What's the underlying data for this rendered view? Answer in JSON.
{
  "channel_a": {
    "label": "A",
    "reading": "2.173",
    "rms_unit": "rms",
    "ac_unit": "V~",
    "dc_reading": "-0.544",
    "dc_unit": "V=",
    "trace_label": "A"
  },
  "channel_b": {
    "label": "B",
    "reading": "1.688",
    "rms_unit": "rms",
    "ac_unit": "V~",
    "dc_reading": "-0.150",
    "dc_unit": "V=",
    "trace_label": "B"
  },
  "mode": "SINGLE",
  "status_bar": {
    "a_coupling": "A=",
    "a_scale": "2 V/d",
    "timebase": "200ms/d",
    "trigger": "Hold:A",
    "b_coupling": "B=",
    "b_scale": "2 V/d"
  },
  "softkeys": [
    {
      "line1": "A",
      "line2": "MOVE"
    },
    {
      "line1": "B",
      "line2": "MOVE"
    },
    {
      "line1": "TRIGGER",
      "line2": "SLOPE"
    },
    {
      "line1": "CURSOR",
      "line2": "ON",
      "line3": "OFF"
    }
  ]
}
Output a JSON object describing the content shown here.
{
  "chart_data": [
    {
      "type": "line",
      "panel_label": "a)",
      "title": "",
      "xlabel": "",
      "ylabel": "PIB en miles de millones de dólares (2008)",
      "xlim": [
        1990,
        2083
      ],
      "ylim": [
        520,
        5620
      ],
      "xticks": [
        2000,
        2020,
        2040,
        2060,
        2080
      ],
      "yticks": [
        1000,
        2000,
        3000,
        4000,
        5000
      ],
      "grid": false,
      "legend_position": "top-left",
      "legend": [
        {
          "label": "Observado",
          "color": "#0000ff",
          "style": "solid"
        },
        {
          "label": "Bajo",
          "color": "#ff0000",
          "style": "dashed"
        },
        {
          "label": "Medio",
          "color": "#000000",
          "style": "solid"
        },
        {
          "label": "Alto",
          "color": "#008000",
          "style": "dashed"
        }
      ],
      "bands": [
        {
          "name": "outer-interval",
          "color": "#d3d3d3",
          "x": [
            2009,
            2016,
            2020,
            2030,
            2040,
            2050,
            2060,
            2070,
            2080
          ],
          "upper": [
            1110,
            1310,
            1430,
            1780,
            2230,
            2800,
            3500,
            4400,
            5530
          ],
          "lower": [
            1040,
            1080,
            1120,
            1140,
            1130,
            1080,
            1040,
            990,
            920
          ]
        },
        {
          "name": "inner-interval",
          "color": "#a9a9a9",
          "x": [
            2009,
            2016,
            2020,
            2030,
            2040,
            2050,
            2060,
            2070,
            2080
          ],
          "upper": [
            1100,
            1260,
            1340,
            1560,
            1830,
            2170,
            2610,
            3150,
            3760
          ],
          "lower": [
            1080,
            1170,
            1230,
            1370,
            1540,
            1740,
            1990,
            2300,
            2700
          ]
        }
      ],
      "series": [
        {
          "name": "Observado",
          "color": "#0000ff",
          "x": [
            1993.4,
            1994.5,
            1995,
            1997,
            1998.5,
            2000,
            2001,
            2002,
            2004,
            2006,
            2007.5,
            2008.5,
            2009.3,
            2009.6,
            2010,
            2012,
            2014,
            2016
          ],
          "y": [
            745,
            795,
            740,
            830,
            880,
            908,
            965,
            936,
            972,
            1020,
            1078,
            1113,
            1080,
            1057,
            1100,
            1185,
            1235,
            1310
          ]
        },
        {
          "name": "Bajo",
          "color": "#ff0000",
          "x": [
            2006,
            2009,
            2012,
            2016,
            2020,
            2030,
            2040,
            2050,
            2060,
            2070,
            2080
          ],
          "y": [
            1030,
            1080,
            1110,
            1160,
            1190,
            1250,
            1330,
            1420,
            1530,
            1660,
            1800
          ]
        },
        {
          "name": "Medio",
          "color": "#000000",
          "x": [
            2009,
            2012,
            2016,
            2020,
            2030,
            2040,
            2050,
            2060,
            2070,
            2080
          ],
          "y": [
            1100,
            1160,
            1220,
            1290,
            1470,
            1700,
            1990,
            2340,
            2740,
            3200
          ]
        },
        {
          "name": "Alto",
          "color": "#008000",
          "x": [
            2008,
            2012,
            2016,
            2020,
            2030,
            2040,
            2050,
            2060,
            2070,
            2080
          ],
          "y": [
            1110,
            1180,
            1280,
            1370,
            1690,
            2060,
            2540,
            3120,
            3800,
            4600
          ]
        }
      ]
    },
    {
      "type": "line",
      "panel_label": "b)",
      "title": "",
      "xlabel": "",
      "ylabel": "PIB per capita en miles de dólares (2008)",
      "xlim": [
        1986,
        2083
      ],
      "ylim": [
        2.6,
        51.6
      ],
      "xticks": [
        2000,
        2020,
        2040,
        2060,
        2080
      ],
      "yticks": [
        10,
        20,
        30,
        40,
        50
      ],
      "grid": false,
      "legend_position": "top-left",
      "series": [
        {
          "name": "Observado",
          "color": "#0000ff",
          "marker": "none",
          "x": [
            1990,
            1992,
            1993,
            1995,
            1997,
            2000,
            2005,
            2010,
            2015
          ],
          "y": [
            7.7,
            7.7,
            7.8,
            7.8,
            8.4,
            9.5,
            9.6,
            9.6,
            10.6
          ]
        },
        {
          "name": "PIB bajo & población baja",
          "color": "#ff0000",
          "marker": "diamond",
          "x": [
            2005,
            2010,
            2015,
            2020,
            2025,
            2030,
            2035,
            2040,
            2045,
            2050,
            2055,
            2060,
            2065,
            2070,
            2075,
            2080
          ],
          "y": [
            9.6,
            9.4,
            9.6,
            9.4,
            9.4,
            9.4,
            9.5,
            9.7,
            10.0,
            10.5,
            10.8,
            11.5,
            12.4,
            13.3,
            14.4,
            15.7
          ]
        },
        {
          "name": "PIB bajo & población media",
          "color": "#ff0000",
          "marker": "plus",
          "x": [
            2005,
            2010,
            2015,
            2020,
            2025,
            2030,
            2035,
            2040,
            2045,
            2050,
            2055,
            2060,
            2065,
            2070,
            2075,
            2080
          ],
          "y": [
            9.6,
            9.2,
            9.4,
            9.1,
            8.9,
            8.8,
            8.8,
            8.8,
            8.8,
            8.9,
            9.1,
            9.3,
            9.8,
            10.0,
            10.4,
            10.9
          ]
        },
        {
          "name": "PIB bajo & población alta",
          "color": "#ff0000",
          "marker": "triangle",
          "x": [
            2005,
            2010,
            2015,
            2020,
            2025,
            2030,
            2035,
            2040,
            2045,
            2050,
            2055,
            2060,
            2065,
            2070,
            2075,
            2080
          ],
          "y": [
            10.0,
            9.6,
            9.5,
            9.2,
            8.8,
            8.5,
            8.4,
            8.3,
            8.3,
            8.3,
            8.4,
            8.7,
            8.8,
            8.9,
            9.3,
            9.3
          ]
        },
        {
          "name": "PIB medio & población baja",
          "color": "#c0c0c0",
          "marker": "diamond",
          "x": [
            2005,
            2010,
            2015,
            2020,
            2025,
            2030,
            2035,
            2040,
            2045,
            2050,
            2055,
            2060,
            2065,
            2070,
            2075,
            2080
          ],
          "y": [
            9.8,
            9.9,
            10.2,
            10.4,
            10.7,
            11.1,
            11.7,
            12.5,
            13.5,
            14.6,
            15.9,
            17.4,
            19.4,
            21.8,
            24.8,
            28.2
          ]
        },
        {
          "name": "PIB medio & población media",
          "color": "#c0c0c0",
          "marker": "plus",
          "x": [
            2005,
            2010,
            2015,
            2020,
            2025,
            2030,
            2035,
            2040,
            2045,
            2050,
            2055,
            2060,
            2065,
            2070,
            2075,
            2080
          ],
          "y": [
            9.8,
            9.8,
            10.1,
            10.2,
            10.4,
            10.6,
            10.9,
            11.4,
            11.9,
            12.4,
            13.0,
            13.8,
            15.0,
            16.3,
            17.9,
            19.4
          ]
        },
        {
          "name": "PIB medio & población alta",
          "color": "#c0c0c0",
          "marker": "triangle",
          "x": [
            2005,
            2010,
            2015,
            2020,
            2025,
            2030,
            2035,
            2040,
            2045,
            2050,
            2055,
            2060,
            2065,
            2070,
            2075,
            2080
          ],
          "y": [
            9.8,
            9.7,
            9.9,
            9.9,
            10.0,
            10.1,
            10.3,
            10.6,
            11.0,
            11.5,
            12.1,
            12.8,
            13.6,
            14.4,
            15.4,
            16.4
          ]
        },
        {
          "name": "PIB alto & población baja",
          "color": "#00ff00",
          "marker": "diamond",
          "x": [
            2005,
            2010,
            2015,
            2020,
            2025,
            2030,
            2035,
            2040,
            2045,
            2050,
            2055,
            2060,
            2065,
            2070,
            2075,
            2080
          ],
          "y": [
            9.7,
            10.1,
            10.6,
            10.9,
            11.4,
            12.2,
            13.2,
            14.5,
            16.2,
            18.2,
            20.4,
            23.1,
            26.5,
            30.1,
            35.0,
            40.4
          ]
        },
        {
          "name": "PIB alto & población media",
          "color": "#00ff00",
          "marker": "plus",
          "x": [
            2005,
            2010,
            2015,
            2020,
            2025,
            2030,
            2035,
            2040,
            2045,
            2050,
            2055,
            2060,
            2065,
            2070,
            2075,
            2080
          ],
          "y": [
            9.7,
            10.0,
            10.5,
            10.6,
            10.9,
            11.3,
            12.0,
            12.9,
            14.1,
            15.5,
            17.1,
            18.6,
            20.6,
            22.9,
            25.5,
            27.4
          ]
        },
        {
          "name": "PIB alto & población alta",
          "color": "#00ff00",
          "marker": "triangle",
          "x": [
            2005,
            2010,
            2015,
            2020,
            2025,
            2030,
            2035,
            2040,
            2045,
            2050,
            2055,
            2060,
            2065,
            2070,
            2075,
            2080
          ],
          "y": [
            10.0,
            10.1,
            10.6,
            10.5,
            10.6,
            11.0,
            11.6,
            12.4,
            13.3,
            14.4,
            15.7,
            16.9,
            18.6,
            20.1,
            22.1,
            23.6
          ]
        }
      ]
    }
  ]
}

########

Copy each line of the data that contains the word "población".

          "name": "PIB bajo & población baja",
          "name": "PIB bajo & población media",
          "name": "PIB bajo & población alta",
          "name": "PIB medio & población baja",
          "name": "PIB medio & población media",
          "name": "PIB medio & población alta",
          "name": "PIB alto & población baja",
          "name": "PIB alto & población media",
          "name": "PIB alto & población alta",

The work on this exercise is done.